BRIEF
Only the lines holding the string "herstellen" are needed. Copy each one.

DATASET EXTRACT
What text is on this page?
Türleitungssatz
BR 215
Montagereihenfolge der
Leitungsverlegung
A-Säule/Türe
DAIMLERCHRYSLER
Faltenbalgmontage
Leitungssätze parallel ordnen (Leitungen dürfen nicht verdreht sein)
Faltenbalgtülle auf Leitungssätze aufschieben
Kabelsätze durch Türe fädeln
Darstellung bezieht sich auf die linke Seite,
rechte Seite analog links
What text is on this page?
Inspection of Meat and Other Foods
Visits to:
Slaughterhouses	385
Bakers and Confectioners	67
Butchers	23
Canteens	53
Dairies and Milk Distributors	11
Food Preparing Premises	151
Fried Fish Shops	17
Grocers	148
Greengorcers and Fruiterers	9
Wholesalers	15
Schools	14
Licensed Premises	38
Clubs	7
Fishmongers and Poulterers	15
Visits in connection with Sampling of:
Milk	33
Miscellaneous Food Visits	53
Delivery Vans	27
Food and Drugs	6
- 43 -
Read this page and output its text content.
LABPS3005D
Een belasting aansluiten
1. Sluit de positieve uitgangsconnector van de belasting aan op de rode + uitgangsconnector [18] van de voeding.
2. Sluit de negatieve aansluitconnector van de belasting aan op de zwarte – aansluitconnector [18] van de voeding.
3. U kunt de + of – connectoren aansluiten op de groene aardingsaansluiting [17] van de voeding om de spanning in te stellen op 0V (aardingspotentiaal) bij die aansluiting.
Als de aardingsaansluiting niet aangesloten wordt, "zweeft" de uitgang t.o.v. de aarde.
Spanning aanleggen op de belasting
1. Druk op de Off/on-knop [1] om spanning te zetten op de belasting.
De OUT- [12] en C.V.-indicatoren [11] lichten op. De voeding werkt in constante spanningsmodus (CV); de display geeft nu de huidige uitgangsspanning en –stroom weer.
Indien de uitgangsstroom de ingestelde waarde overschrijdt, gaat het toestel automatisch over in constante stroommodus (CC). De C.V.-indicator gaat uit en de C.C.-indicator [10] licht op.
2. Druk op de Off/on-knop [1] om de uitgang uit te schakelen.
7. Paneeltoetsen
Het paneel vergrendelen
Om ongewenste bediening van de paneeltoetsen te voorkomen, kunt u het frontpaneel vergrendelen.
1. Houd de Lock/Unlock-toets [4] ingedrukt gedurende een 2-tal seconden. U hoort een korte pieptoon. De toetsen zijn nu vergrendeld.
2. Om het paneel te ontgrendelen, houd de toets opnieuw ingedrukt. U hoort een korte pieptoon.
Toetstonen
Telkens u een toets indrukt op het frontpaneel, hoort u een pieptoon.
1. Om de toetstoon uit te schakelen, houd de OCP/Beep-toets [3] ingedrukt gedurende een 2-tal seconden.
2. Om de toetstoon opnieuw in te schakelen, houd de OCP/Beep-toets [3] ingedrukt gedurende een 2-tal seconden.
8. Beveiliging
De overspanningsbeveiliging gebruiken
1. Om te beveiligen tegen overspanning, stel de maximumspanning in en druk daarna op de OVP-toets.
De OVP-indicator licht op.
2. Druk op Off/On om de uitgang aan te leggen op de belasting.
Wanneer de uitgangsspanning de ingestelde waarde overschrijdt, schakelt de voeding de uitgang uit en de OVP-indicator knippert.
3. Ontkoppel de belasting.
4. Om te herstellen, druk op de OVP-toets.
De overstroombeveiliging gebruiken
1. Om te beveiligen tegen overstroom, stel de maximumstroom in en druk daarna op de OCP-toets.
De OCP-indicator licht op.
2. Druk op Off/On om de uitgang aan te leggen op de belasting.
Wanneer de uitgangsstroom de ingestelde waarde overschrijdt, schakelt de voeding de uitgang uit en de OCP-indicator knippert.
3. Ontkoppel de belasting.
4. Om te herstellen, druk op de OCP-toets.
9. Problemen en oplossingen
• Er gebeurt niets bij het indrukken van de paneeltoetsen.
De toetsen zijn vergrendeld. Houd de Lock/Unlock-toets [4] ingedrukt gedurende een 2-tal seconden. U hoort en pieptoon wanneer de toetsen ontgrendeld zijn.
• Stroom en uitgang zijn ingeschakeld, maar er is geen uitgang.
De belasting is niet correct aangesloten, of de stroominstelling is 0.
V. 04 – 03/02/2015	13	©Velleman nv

ANSWER TO THE TASK
4. Om te herstellen, druk op de OVP-toets.
4. Om te herstellen, druk op de OCP-toets.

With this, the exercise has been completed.